▶ **What this task involves**: Copy each line below that includes "逆风翻盘".

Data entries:

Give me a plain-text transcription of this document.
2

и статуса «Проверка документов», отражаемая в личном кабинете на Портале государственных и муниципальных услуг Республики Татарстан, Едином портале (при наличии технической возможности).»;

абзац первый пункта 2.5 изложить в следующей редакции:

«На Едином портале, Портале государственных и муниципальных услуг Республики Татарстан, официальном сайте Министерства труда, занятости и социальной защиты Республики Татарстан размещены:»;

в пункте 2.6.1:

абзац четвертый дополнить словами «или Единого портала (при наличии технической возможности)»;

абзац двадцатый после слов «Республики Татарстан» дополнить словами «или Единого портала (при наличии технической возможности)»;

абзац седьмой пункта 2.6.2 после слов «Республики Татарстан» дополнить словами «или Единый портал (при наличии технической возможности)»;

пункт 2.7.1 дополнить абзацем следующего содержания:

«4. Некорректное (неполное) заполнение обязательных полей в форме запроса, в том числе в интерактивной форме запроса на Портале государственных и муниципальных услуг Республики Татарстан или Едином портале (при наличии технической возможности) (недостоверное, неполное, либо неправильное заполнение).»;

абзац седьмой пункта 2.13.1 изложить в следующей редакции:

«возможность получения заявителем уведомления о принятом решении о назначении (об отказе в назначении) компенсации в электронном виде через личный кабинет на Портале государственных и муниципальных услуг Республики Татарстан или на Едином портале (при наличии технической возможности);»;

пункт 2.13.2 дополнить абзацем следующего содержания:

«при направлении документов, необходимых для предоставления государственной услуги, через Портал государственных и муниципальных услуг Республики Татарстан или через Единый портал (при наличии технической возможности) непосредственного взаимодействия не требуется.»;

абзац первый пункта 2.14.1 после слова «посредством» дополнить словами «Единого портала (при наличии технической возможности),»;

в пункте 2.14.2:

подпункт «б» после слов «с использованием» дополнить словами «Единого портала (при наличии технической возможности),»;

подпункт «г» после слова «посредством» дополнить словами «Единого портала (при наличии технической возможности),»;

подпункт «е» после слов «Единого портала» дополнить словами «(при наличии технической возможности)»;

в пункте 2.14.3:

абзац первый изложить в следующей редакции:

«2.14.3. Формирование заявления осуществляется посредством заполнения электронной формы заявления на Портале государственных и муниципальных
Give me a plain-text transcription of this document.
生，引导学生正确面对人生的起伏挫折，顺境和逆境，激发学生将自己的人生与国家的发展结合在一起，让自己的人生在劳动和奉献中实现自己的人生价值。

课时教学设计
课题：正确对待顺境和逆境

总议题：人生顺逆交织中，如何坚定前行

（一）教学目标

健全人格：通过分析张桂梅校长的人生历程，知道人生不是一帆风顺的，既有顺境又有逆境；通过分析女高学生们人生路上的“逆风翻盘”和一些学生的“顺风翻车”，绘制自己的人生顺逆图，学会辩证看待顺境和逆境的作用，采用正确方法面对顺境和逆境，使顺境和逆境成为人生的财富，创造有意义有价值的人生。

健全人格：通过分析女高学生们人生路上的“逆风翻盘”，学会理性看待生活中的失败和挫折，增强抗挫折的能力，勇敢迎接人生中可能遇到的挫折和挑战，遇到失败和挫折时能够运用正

▶ **Worked answer**:
健全人格：通过分析张桂梅校长的人生历程，知道人生不是一帆风顺的，既有顺境又有逆境；通过分析女高学生们人生路上的“逆风翻盘”和一些学生的“顺风翻车”，绘制自己的人生顺逆图，学会辩证看待顺境和逆境的作用，采用正确方法面对顺境和逆境，使顺境和逆境成为人生的财富，创造有意义有价值的人生。
健全人格：通过分析女高学生们人生路上的“逆风翻盘”，学会理性看待生活中的失败和挫折，增强抗挫折的能力，勇敢迎接人生中可能遇到的挫折和挑战，遇到失败和挫折时能够运用正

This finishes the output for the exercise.